**Objective:** Quote, exactly, the line holding "Output the text content of this document." and all lines after it to the end of the records below. Exclude pictures.

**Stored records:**
══════════════════════════════
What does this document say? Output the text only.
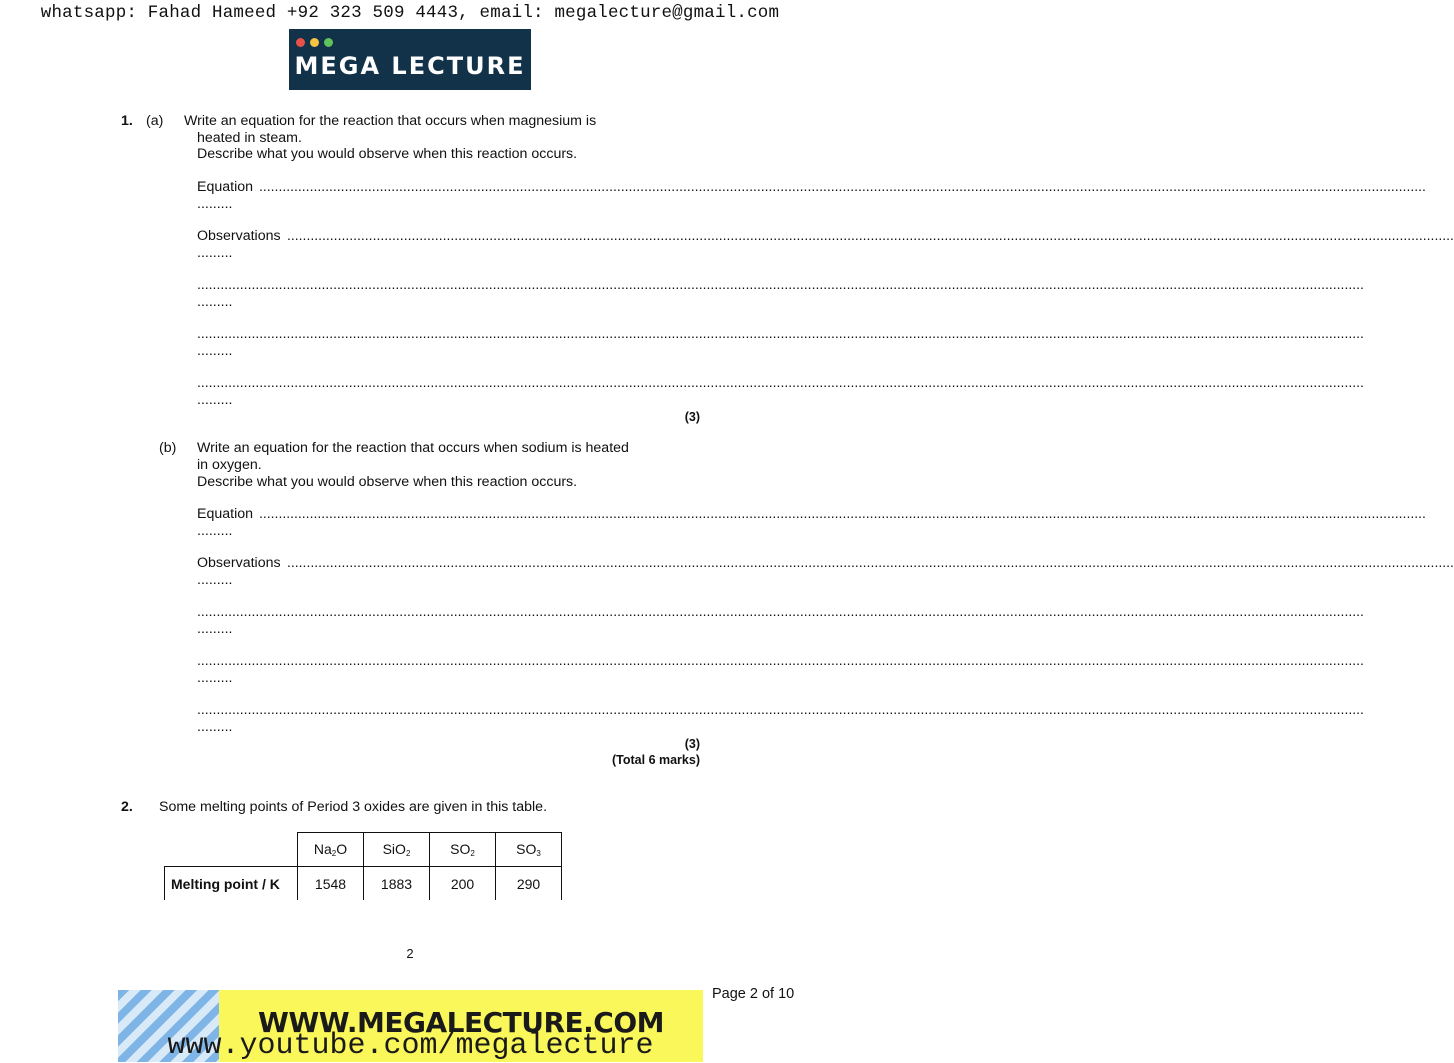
whatsapp: Fahad Hameed +92 323 509 4443, email: megalecture@gmail.com
MEGA LECTURE
1. (a) Write an equation for the reaction that occurs when magnesium is
heated in steam.
Describe what you would observe when this reaction occurs.
Equation ............................................................................................................................................................................................................................................................................................................
.........
Observations ............................................................................................................................................................................................................................................................................................................
.........
............................................................................................................................................................................................................................................................................................................
.........
............................................................................................................................................................................................................................................................................................................
.........
............................................................................................................................................................................................................................................................................................................
.........
(3)
(b) Write an equation for the reaction that occurs when sodium is heated
in oxygen.
Describe what you would observe when this reaction occurs.
Equation ............................................................................................................................................................................................................................................................................................................
.........
Observations ............................................................................................................................................................................................................................................................................................................
.........
............................................................................................................................................................................................................................................................................................................
.........
............................................................................................................................................................................................................................................................................................................
.........
............................................................................................................................................................................................................................................................................................................
.........
(3)
(Total 6 marks)
2. Some melting points of Period 3 oxides are given in this table.
	$Na_2O$	SiO$_2$	$SO_2$	$SO_3$
Melting point / K	1548	1883	200	290
2
Page 2 of 10
WWW.MEGALECTURE.COM
www.youtube.com/megalecture
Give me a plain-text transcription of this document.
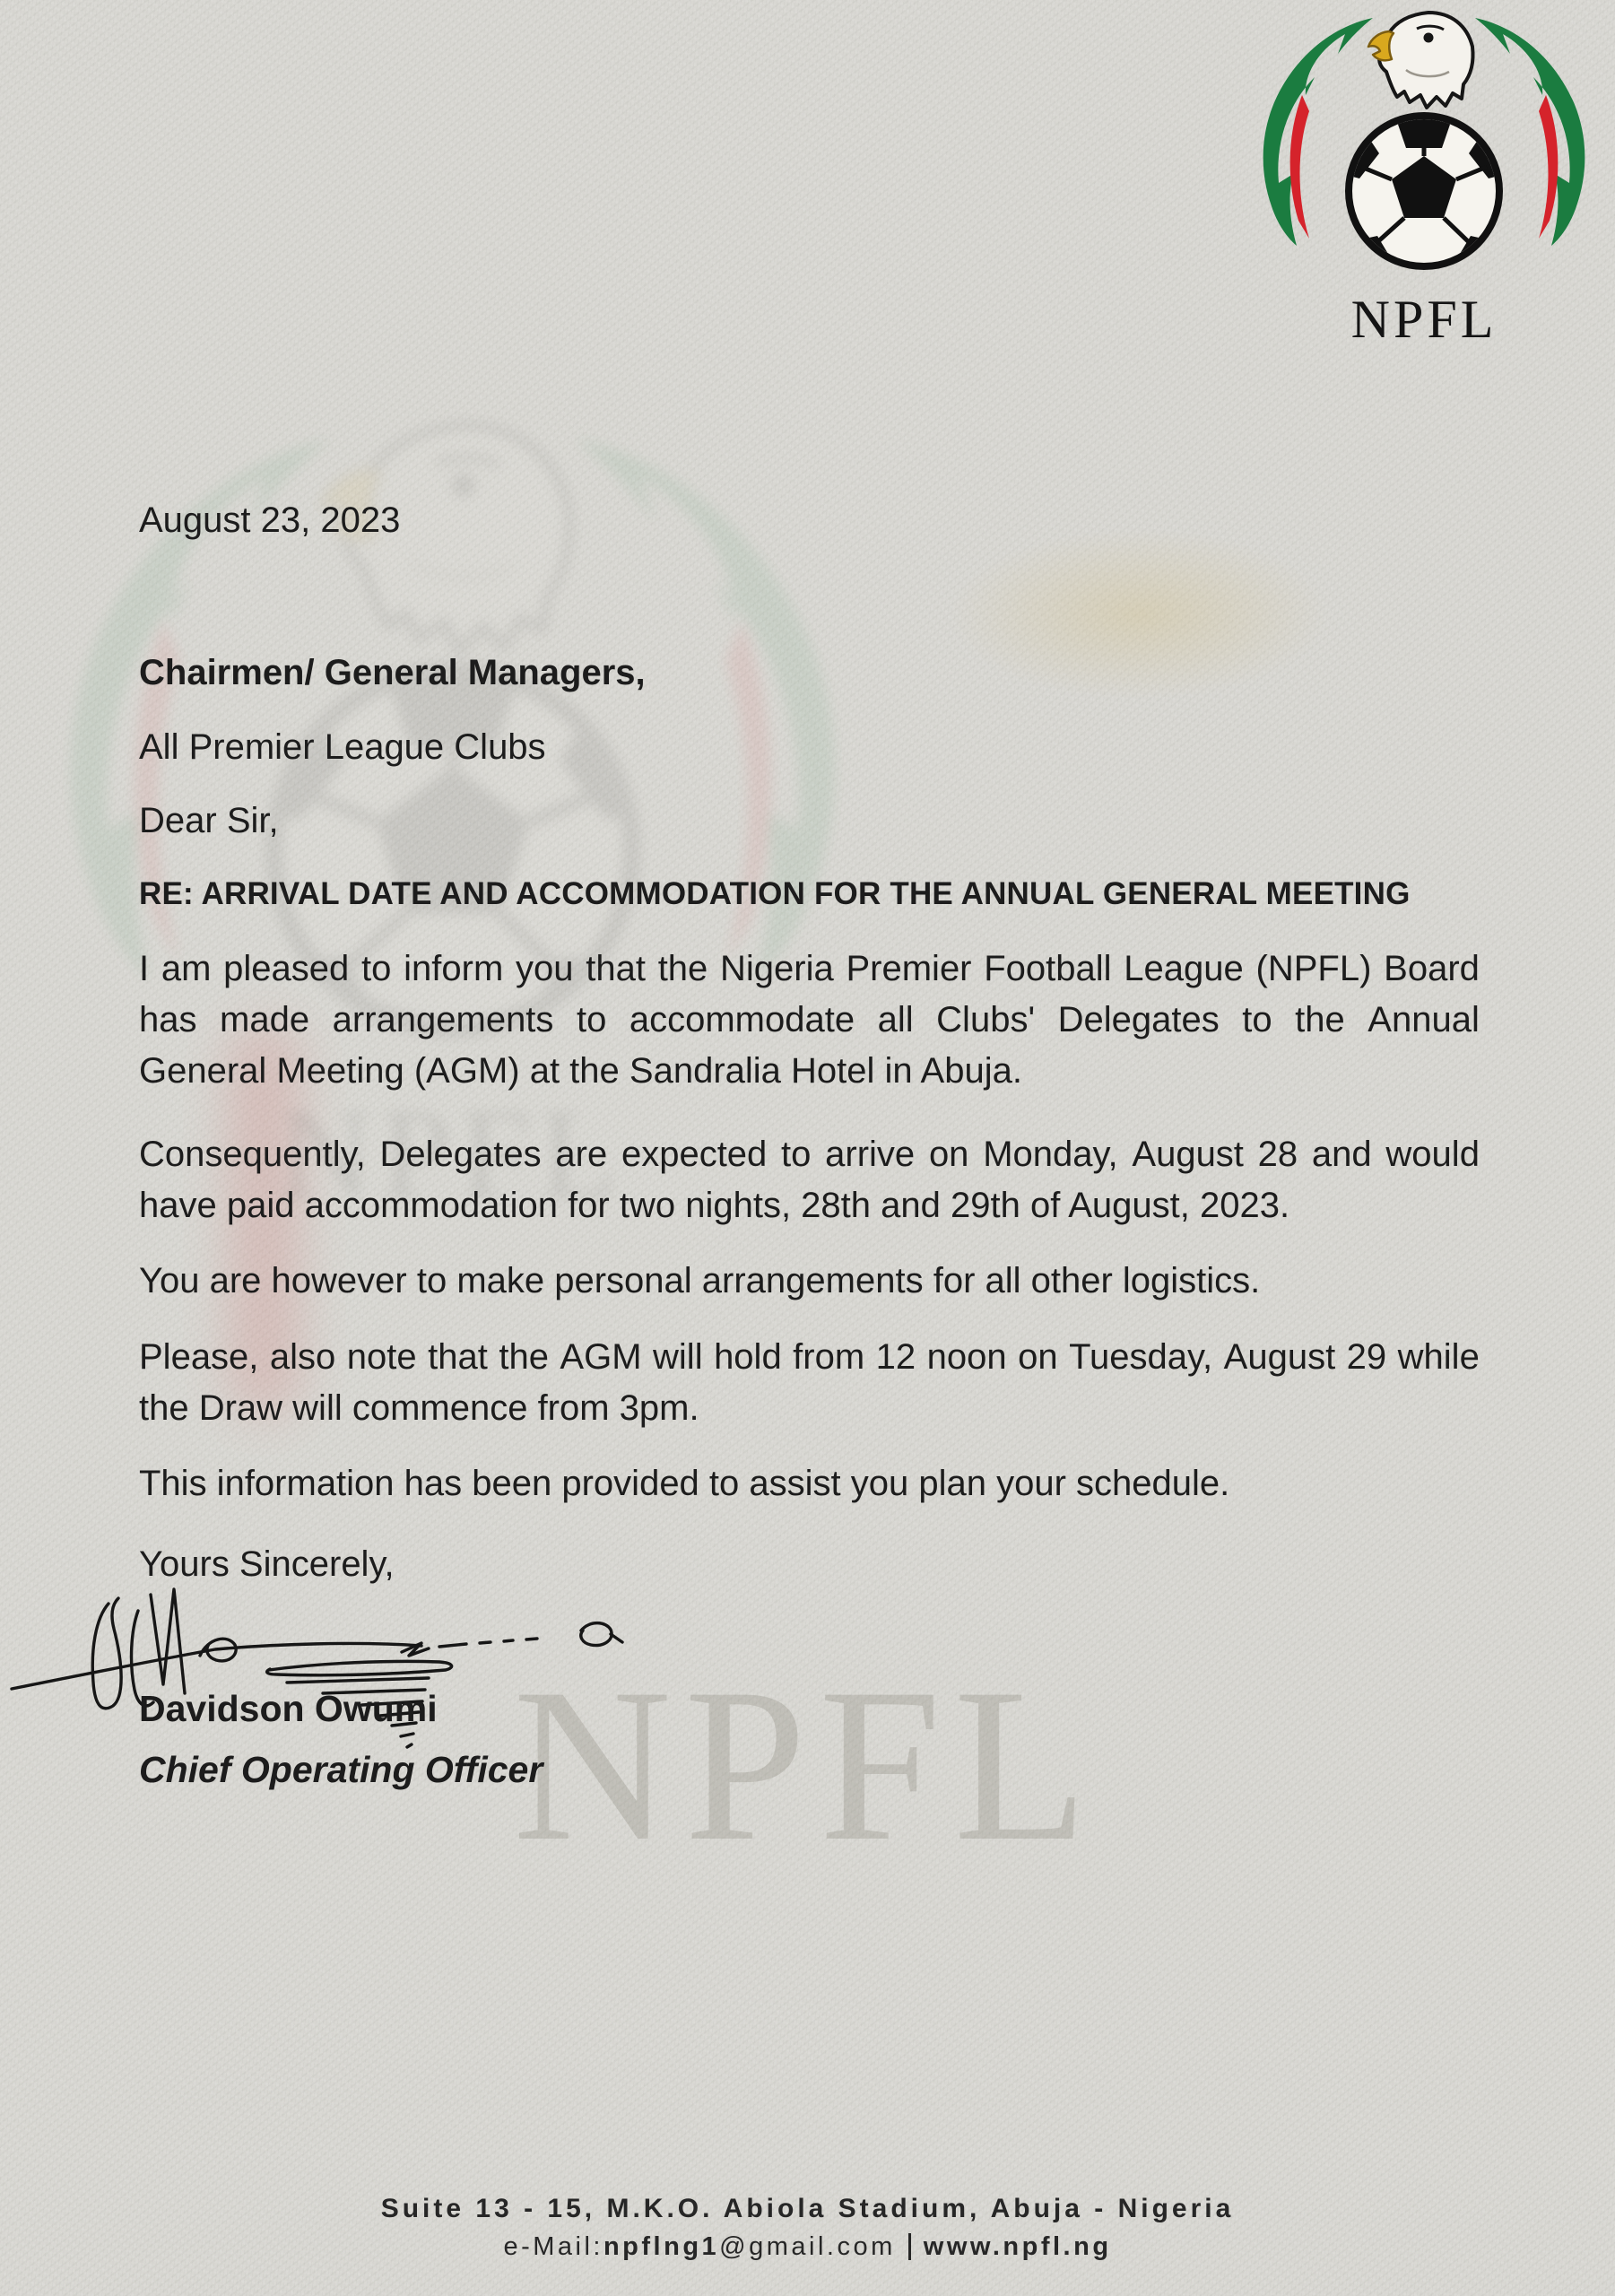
NPFL
NPFL
August 23, 2023
Chairmen/ General Managers,
All Premier League Clubs
Dear Sir,
RE: ARRIVAL DATE AND ACCOMMODATION FOR THE ANNUAL GENERAL MEETING
I am pleased to inform you that the Nigeria Premier Football League (NPFL) Board
has made arrangements to accommodate all Clubs' Delegates to the Annual
General Meeting (AGM) at the Sandralia Hotel in Abuja.
Consequently, Delegates are expected to arrive on Monday, August 28 and would
have paid accommodation for two nights, 28th and 29th of August, 2023.
You are however to make personal arrangements for all other logistics.
Please, also note that the AGM will hold from 12 noon on Tuesday, August 29 while
the Draw will commence from 3pm.
This information has been provided to assist you plan your schedule.
Yours Sincerely,
Davidson Owumi
Chief Operating Officer
Suite 13 - 15, M.K.O. Abiola Stadium, Abuja - Nigeria
e-Mail:npflng1@gmail.com www.npfl.ng
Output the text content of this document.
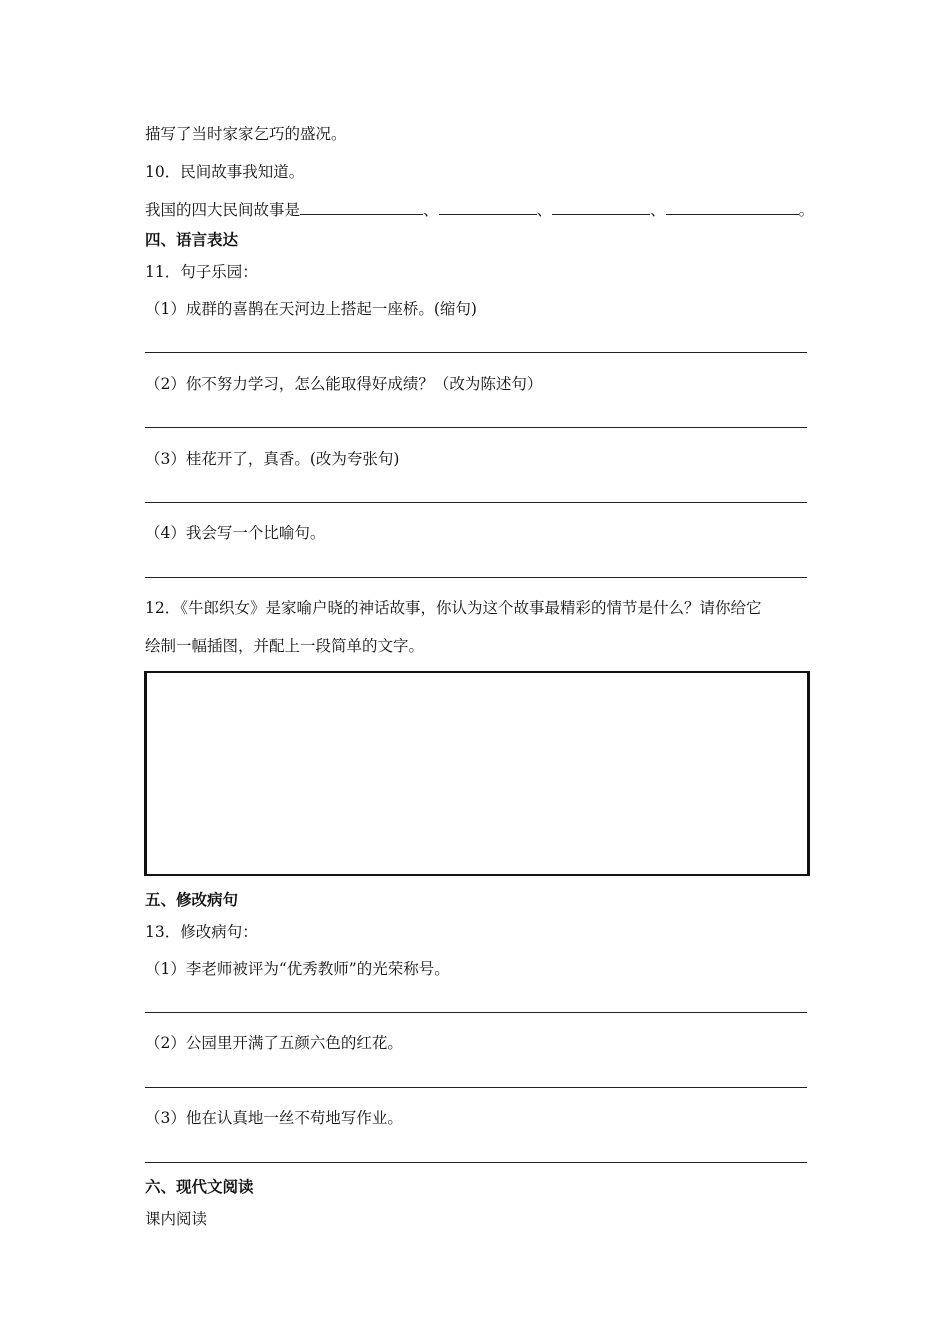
描写了当时家家乞巧的盛况。
10．民间故事我知道。
我国的四大民间故事是	、	、	、	。
四、语言表达
11．句子乐园：
（1）成群的喜鹊在天河边上搭起一座桥。(缩句)
（2）你不努力学习，怎么能取得好成绩？（改为陈述句）
（3）桂花开了，真香。(改为夸张句)
（4）我会写一个比喻句。
12．《牛郎织女》是家喻户晓的神话故事，你认为这个故事最精彩的情节是什么？请你给它
绘制一幅插图，并配上一段简单的文字。
五、修改病句
13．修改病句：
（1）李老师被评为“优秀教师”的光荣称号。
（2）公园里开满了五颜六色的红花。
（3）他在认真地一丝不苟地写作业。
六、现代文阅读
课内阅读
══════════════════════════════
**Answer to the problem:**
Output the text content of this document.
描写了当时家家乞巧的盛况。
10．民间故事我知道。
我国的四大民间故事是	、	、	、	。
四、语言表达
11．句子乐园：
（1）成群的喜鹊在天河边上搭起一座桥。(缩句)
（2）你不努力学习，怎么能取得好成绩？（改为陈述句）
（3）桂花开了，真香。(改为夸张句)
（4）我会写一个比喻句。
12．《牛郎织女》是家喻户晓的神话故事，你认为这个故事最精彩的情节是什么？请你给它
绘制一幅插图，并配上一段简单的文字。
五、修改病句
13．修改病句：
（1）李老师被评为“优秀教师”的光荣称号。
（2）公园里开满了五颜六色的红花。
（3）他在认真地一丝不苟地写作业。
六、现代文阅读
课内阅读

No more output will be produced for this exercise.